Data to process >>
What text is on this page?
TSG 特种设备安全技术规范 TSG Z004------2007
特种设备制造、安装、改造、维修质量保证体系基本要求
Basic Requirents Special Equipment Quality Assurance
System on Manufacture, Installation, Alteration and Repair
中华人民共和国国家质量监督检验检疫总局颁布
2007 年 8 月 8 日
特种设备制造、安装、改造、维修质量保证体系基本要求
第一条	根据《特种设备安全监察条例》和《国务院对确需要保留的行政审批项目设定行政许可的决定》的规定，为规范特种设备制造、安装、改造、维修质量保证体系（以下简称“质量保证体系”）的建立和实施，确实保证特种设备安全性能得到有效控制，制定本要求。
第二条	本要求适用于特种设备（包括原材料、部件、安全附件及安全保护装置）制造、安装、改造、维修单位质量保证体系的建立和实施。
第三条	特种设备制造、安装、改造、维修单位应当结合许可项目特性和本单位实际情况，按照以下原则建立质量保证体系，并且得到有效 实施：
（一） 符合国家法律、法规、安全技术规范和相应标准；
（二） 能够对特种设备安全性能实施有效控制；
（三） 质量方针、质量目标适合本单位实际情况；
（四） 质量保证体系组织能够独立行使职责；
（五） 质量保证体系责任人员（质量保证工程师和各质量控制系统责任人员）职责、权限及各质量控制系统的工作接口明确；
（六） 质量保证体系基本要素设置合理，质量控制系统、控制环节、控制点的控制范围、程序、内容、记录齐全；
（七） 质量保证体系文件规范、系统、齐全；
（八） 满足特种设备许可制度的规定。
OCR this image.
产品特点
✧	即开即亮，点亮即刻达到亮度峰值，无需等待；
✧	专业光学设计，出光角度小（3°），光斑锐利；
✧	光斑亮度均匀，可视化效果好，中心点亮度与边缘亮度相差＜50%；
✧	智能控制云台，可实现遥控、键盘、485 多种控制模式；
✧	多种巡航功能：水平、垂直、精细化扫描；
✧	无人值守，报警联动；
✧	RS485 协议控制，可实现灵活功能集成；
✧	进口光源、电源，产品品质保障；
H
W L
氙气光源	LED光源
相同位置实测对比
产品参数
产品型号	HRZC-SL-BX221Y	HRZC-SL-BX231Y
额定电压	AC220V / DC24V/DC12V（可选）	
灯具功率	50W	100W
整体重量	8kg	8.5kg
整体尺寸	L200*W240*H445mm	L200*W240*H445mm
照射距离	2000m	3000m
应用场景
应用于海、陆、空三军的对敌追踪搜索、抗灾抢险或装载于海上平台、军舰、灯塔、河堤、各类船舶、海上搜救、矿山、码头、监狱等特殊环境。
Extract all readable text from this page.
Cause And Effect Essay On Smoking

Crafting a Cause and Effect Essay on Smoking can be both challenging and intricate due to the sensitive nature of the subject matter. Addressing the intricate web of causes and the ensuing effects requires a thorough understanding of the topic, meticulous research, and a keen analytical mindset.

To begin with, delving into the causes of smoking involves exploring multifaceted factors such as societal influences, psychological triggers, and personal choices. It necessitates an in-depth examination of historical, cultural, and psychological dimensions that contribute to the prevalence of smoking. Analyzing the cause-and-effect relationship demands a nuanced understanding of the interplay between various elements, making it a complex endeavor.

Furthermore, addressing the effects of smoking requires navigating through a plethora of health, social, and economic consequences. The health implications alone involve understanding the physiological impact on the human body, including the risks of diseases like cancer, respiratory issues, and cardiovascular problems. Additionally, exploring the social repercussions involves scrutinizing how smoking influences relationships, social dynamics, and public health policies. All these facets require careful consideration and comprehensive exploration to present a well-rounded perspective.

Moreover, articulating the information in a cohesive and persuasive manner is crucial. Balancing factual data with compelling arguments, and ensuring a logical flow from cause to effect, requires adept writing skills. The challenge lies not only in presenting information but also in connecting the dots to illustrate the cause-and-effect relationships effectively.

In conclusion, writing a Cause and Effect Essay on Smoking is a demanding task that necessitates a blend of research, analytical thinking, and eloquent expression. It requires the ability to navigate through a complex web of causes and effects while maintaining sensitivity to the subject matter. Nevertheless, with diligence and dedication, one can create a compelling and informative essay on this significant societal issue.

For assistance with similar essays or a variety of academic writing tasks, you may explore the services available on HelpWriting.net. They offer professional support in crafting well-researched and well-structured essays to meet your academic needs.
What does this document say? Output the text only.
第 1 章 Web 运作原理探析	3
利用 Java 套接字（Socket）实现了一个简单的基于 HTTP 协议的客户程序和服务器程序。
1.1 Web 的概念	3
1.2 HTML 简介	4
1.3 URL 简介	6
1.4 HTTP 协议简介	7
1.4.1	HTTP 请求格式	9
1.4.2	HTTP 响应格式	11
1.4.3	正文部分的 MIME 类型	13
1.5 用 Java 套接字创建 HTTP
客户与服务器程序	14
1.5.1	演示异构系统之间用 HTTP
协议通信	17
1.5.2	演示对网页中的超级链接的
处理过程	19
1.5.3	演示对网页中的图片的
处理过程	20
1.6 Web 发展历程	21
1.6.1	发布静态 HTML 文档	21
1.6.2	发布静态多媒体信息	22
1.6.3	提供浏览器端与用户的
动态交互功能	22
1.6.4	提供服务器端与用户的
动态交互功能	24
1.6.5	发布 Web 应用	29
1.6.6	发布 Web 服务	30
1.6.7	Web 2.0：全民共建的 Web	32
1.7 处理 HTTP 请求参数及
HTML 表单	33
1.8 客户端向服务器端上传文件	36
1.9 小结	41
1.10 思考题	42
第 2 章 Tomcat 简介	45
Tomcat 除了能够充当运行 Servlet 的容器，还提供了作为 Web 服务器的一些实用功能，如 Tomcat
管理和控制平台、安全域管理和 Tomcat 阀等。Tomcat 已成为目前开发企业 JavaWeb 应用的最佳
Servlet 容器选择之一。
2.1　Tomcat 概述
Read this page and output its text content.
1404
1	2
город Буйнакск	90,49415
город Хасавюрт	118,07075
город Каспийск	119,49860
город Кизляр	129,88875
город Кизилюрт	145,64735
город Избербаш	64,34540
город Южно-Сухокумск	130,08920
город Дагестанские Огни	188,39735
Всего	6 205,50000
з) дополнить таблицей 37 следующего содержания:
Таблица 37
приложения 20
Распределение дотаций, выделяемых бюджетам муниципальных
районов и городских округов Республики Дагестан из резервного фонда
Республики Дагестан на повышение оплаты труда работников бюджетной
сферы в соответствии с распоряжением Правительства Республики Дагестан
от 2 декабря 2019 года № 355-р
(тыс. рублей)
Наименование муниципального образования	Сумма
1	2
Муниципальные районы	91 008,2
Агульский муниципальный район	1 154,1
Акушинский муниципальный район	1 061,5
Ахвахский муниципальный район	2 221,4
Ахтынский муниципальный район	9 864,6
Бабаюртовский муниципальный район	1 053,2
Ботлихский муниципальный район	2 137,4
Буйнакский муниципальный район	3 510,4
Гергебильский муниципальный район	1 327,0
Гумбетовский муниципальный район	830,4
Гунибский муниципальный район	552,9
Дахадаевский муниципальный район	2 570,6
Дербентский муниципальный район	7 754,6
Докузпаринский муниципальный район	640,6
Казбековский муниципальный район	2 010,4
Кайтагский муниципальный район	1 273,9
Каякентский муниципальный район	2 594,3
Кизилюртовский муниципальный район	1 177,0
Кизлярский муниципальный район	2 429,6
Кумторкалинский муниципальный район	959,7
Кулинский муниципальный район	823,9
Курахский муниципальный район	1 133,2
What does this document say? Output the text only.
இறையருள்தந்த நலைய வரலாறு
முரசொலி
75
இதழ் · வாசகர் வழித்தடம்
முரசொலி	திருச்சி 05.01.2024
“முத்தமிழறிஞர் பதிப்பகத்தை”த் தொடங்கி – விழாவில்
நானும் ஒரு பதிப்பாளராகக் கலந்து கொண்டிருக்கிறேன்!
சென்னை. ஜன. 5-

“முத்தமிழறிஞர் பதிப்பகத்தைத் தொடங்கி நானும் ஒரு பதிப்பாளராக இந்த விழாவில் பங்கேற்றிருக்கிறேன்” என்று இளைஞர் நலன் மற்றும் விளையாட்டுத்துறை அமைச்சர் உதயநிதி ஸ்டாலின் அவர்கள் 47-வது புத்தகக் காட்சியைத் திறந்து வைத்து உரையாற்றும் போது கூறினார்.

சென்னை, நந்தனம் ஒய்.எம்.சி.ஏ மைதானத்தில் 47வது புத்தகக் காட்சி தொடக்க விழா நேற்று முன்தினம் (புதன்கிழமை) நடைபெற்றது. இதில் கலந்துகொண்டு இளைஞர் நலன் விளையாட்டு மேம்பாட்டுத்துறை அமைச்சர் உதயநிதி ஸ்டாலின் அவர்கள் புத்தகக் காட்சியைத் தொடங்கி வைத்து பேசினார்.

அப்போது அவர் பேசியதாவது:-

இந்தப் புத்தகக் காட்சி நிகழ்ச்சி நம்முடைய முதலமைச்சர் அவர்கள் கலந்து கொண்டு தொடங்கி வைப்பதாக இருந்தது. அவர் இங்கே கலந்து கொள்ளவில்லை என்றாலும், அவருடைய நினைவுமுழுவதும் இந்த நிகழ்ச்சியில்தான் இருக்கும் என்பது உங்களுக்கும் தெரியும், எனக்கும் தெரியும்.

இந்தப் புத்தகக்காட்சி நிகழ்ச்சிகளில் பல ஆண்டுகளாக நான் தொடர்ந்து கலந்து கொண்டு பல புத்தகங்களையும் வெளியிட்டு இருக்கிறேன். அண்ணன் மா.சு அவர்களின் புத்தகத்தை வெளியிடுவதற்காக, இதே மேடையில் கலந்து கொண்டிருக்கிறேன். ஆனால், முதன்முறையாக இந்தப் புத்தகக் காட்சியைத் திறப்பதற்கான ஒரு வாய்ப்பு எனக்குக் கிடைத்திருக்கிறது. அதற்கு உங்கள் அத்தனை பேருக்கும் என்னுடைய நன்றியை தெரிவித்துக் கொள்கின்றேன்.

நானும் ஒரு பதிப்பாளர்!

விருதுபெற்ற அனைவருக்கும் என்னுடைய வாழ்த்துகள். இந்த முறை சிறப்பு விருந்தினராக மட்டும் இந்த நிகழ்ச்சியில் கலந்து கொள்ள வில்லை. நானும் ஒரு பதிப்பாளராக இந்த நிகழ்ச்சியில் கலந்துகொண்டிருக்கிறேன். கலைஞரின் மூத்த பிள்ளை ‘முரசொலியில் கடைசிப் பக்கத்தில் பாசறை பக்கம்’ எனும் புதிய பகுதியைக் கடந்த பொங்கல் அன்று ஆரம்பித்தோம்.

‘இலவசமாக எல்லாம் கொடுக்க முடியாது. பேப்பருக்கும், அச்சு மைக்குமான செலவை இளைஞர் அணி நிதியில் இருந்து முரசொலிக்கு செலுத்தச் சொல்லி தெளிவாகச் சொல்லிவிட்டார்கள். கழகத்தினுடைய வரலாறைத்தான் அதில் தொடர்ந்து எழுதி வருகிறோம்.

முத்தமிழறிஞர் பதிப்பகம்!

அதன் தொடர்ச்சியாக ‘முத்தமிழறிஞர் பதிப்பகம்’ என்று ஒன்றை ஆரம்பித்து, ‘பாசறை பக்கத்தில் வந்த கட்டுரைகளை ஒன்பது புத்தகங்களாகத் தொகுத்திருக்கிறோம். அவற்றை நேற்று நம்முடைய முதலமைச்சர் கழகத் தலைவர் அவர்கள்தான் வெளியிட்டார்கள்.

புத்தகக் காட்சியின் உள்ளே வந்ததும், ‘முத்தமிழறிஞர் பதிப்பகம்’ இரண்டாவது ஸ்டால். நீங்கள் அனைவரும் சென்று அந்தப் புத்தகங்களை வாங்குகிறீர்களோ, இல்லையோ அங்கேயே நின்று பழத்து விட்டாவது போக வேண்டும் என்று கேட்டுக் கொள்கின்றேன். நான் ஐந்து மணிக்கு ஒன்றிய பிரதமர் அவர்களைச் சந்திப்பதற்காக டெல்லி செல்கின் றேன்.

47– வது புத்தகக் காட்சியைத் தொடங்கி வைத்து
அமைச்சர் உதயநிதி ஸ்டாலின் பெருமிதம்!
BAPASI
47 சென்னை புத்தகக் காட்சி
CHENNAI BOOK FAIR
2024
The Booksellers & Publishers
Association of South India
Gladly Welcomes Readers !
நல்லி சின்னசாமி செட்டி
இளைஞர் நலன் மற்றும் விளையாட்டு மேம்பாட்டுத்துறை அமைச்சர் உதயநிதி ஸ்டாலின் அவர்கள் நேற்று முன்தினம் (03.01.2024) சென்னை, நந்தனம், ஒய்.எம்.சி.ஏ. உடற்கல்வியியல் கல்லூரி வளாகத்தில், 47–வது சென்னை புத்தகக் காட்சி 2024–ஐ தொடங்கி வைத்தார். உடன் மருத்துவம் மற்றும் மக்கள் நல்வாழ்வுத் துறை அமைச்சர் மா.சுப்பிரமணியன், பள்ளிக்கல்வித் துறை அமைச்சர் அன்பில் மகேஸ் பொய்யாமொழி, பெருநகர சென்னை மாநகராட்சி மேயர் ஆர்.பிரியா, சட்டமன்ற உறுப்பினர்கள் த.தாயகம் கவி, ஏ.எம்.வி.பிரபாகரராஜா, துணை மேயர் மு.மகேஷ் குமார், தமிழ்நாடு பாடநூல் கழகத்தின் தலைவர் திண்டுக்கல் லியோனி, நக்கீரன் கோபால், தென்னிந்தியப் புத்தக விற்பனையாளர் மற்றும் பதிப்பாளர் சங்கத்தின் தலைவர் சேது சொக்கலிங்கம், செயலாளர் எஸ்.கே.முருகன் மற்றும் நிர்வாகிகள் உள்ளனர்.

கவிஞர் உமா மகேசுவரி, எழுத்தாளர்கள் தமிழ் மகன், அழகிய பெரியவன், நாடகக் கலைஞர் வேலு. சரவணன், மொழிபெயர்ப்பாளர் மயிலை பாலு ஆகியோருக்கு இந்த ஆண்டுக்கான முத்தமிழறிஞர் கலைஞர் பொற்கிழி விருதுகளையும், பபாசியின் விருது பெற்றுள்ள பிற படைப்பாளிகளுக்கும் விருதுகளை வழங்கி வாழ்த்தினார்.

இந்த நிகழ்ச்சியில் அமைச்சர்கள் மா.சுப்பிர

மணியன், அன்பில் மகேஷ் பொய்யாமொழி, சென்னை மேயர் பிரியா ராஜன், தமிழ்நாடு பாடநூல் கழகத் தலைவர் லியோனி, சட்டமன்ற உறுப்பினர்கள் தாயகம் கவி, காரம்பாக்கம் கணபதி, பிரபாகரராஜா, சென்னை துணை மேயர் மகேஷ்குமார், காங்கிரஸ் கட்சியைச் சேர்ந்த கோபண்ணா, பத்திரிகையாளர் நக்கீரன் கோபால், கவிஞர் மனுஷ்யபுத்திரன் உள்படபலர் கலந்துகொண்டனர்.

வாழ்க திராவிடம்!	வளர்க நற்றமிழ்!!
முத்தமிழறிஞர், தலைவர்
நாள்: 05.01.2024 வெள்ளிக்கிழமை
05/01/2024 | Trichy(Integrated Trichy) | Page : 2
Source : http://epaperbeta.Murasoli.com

Given request >>
Identify and list each line with the word "through".

Solution for this exercise >>
Furthermore, addressing the effects of smoking requires navigating through a plethora of health, social, and economic consequences. The health implications alone involve understanding the physiological impact on the human body, including the risks of diseases like cancer, respiratory issues, and cardiovascular problems. Additionally, exploring the social repercussions involves scrutinizing how smoking influences relationships, social dynamics, and public health policies. All these facets require careful consideration and comprehensive exploration to present a well-rounded perspective.
In conclusion, writing a Cause and Effect Essay on Smoking is a demanding task that necessitates a blend of research, analytical thinking, and eloquent expression. It requires the ability to navigate through a complex web of causes and effects while maintaining sensitivity to the subject matter. Nevertheless, with diligence and dedication, one can create a compelling and informative essay on this significant societal issue.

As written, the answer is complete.